##### Passage to read #####
By: TwitterButtons.com
By TwitterButtons.com

Thursday, September 01, 2011

Track 6 - Descent into Hell

Track 6 of the Biblical soundtrack is found in the minor prophet Jonah.  While a small book and a perfect story for Sunday School, the Church has found tremendous comfort and power in Jonah's story and prayer.  


Jonah wanted to escape from God's presence and God gave him the desire of his heart--a glimpse of existence without God.  This was a dark night of the soul or perhaps a more Orthodox phrase: "a descent into hell".  Most spiritual writers express this reality as a necessary stage of spiritual growth.  For some it is imposed by God to purify.  This is the way of the cross and it can not be escaped.  Christ walked down this path for us and will meet us at the bottom.  On the cross, he cries out "My God, My God, why have you forsaken me?"  This experience of Christ is beyond our understanding, but we can know that no hell we may endure has not been felt by our Savior.  


Familiar to all is David's shepherd psalm, which begins: "the Lord is my shepherd", but soon takes us to "though I walk through the valley of death."  David provides the hope of God's hidden hand in the darkness.


Contemporaries such as St. Siluoan the Athonite writes expressively of the terror the soul endures during this blackness beyond night.  The only hope for the Christian is that Christ has been there, and will be there as the light peels back the darkness into resurrection.
##### Records supplied #####
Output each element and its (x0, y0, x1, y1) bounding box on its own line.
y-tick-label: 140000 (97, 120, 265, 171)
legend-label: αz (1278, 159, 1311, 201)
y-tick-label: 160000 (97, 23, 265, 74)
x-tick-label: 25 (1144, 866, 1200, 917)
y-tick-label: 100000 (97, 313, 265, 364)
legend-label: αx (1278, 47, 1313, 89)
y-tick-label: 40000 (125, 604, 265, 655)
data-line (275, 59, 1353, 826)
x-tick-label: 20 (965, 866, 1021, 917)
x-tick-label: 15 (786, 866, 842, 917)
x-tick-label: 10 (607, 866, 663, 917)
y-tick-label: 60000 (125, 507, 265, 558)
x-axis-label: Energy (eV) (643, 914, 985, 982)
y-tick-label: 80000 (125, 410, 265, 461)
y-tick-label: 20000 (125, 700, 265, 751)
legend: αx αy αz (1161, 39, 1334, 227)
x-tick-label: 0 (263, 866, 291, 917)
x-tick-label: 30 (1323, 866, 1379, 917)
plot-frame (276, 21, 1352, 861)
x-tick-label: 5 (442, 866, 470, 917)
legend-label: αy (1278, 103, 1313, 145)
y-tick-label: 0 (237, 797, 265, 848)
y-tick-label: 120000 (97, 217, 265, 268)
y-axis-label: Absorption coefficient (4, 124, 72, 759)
#####
### To do:
**a.** Answer these from the "Descent into Hell" post on Jonah:
(i) In which book of the Bible is Track 6 found?
(ii) What words does Christ cry out on the cross?
(iii) Who writes expressively of the terror the soul endures during this blackness beyond night?
**b.** Extend the "Descent into Hell" post on Jonah with a few more paragraphs, picking up after its last sentence.

### Replies:
**a.**
(i) The minor prophet Jonah.
(ii) "My God, My God, why have you forsaken me?"
(iii) St. Siluoan the Athonite.

**b.**
For Jonah, the darkness is self-imposed.  God came and spoke but God was unbearable to Jonah's heart.  He had to escape what seemed like a burden of presence.  While a spiritual problem, he used his body to remove himself as far as he could from physical and geographical reminders of his God.  God obliged his escape, and Jonah was thrust into darkness.  First, he found the terror of nature and then in the darkness of the belly of a whale hell rose up inside him.  


In the moment of despair, he cries out for God's presence to return.  It was a twofold cry--a cry of repentance and a cry of return.  


Like the Christ that Jonah prefigures, he has descended into Hell to rise again, thrust forth from the heart of the earth three days later.  For in the pit, like a hook, God's mercy latches to his grasping soul and pulls him into the light of resurrection.